▸ What to work on
Please find all lines in the data that hold the string "following" and copy them.

>> Begin Data shown

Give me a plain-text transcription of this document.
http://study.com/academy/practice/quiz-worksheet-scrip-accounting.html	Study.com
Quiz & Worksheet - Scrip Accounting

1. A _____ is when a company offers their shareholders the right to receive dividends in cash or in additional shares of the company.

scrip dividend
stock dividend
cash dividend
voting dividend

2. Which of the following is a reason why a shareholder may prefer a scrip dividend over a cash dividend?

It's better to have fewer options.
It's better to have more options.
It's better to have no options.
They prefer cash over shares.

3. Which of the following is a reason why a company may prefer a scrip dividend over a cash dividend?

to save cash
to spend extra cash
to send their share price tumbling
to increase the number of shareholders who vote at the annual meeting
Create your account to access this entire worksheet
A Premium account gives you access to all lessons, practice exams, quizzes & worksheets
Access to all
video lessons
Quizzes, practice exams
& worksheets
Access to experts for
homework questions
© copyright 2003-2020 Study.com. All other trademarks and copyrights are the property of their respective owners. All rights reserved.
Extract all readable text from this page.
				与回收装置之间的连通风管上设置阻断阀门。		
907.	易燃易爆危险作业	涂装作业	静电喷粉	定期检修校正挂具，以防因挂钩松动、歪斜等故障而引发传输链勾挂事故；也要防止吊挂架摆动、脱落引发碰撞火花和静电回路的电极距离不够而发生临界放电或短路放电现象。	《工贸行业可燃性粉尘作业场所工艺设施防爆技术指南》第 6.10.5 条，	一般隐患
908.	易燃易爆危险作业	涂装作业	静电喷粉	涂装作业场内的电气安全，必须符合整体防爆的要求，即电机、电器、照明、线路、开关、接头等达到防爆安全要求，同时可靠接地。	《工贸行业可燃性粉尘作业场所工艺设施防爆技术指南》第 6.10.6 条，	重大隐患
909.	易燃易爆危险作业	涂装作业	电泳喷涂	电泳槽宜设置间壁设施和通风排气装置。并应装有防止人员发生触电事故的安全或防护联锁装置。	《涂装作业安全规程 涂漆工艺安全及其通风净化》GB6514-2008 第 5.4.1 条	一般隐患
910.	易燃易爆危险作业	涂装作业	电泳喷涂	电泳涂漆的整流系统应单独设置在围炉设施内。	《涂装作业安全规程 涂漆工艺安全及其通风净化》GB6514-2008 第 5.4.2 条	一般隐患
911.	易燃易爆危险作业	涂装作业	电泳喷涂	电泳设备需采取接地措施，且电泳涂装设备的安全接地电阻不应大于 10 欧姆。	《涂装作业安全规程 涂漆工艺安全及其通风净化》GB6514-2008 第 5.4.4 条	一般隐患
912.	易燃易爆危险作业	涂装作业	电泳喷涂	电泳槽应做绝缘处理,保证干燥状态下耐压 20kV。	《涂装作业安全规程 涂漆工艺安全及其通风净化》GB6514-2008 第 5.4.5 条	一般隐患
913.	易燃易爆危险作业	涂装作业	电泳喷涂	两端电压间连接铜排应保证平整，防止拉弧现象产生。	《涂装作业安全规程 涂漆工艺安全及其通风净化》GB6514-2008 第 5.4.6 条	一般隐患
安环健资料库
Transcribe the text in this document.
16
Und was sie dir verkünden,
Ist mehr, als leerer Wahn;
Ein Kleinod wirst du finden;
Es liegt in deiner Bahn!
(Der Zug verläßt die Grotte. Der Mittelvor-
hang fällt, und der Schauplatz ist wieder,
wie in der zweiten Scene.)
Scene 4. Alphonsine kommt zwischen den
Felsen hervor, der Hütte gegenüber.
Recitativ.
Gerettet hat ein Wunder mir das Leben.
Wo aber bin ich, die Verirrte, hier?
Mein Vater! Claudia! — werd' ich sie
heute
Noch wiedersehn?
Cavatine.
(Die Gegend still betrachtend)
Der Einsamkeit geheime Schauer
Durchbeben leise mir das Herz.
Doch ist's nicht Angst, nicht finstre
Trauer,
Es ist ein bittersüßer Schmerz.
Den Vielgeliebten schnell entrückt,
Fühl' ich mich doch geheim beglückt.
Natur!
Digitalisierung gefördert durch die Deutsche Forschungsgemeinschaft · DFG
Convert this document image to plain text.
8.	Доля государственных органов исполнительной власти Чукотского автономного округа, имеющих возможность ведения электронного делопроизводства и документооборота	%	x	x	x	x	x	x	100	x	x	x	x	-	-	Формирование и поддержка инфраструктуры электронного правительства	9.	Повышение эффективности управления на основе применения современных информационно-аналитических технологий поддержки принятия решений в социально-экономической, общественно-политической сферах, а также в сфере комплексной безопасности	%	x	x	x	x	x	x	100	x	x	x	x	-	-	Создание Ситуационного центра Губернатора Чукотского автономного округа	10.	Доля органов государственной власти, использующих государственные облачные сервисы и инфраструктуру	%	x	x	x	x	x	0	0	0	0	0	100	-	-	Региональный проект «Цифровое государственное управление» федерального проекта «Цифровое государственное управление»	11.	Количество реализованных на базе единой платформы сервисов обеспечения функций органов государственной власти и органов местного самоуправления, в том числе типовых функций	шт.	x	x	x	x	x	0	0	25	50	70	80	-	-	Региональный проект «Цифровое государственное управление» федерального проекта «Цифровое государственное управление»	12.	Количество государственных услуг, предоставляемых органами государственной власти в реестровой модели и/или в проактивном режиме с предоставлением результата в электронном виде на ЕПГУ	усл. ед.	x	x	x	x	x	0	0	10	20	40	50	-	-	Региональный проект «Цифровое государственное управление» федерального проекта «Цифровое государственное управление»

>> End Data shown

▸ Task result
2. Which of the following is a reason why a shareholder may prefer a scrip dividend over a cash dividend?
3. Which of the following is a reason why a company may prefer a scrip dividend over a cash dividend?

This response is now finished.